WRITTEN PROBLEM
Pull every line with the word "Harmonic" out of the entries below.

RECORDS FOR PROCESSING

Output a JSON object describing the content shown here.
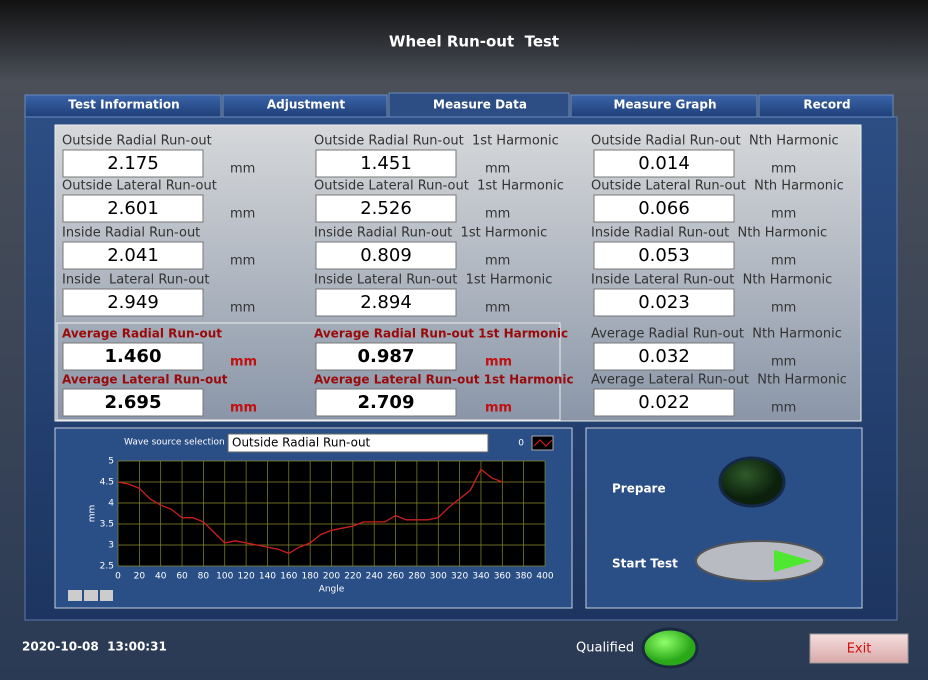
{
  "window": {
    "title": "Wheel Run-out  Test",
    "timestamp": "2020-10-08  13:00:31"
  },
  "tabs": [
    "Test Information",
    "Adjustment",
    "Measure Data",
    "Measure Graph",
    "Record"
  ],
  "measurements": [
    {
      "label": "Outside Radial Run-out",
      "value": "2.175",
      "unit": "mm"
    },
    {
      "label": "Outside Radial Run-out  1st Harmonic",
      "value": "1.451",
      "unit": "mm"
    },
    {
      "label": "Outside Radial Run-out  Nth Harmonic",
      "value": "0.014",
      "unit": "mm"
    },
    {
      "label": "Outside Lateral Run-out",
      "value": "2.601",
      "unit": "mm"
    },
    {
      "label": "Outside Lateral Run-out  1st Harmonic",
      "value": "2.526",
      "unit": "mm"
    },
    {
      "label": "Outside Lateral Run-out  Nth Harmonic",
      "value": "0.066",
      "unit": "mm"
    },
    {
      "label": "Inside Radial Run-out",
      "value": "2.041",
      "unit": "mm"
    },
    {
      "label": "Inside Radial Run-out  1st Harmonic",
      "value": "0.809",
      "unit": "mm"
    },
    {
      "label": "Inside Radial Run-out  Nth Harmonic",
      "value": "0.053",
      "unit": "mm"
    },
    {
      "label": "Inside  Lateral Run-out",
      "value": "2.949",
      "unit": "mm"
    },
    {
      "label": "Inside Lateral Run-out  1st Harmonic",
      "value": "2.894",
      "unit": "mm"
    },
    {
      "label": "Inside Lateral Run-out  Nth Harmonic",
      "value": "0.023",
      "unit": "mm"
    },
    {
      "label": "Average Radial Run-out",
      "value": "1.460",
      "unit": "mm"
    },
    {
      "label": "Average Radial Run-out 1st Harmonic",
      "value": "0.987",
      "unit": "mm"
    },
    {
      "label": "Average Radial Run-out  Nth Harmonic",
      "value": "0.032",
      "unit": "mm"
    },
    {
      "label": "Average Lateral Run-out",
      "value": "2.695",
      "unit": "mm"
    },
    {
      "label": "Average Lateral Run-out 1st Harmonic",
      "value": "2.709",
      "unit": "mm"
    },
    {
      "label": "Average Lateral Run-out  Nth Harmonic",
      "value": "0.022",
      "unit": "mm"
    }
  ],
  "wave_source": {
    "label": "Wave source selection",
    "selected": "Outside Radial Run-out"
  },
  "controls": {
    "prepare": "Prepare",
    "start": "Start Test",
    "qualified": "Qualified",
    "exit": "Exit"
  },
  "chart_data": {
    "type": "line",
    "xlabel": "Angle",
    "ylabel": "mm",
    "x": [
      0,
      10,
      20,
      30,
      40,
      50,
      60,
      70,
      80,
      90,
      100,
      110,
      120,
      130,
      140,
      150,
      160,
      170,
      180,
      190,
      200,
      210,
      220,
      230,
      240,
      250,
      260,
      270,
      280,
      290,
      300,
      310,
      320,
      330,
      340,
      350,
      360
    ],
    "series": [
      {
        "name": "0",
        "color": "#cc1f1f",
        "values": [
          4.5,
          4.45,
          4.35,
          4.1,
          3.95,
          3.85,
          3.65,
          3.65,
          3.55,
          3.3,
          3.05,
          3.1,
          3.05,
          3.0,
          2.95,
          2.9,
          2.8,
          2.95,
          3.05,
          3.25,
          3.35,
          3.4,
          3.45,
          3.55,
          3.55,
          3.55,
          3.7,
          3.6,
          3.6,
          3.6,
          3.65,
          3.9,
          4.1,
          4.3,
          4.8,
          4.6,
          4.5
        ]
      }
    ],
    "xlim": [
      0,
      400
    ],
    "xticks": [
      0,
      20,
      40,
      60,
      80,
      100,
      120,
      140,
      160,
      180,
      200,
      220,
      240,
      260,
      280,
      300,
      320,
      340,
      360,
      380,
      400
    ],
    "ylim": [
      2.5,
      5
    ],
    "yticks": [
      2.5,
      3,
      3.5,
      4,
      4.5,
      5
    ],
    "grid": true
  }
}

RESPONSE FOR THIS EXERCISE
      "label": "Outside Radial Run-out  1st Harmonic",
      "label": "Outside Radial Run-out  Nth Harmonic",
      "label": "Outside Lateral Run-out  1st Harmonic",
      "label": "Outside Lateral Run-out  Nth Harmonic",
      "label": "Inside Radial Run-out  1st Harmonic",
      "label": "Inside Radial Run-out  Nth Harmonic",
      "label": "Inside Lateral Run-out  1st Harmonic",
      "label": "Inside Lateral Run-out  Nth Harmonic",
      "label": "Average Radial Run-out 1st Harmonic",
      "label": "Average Radial Run-out  Nth Harmonic",
      "label": "Average Lateral Run-out 1st Harmonic",
      "label": "Average Lateral Run-out  Nth Harmonic",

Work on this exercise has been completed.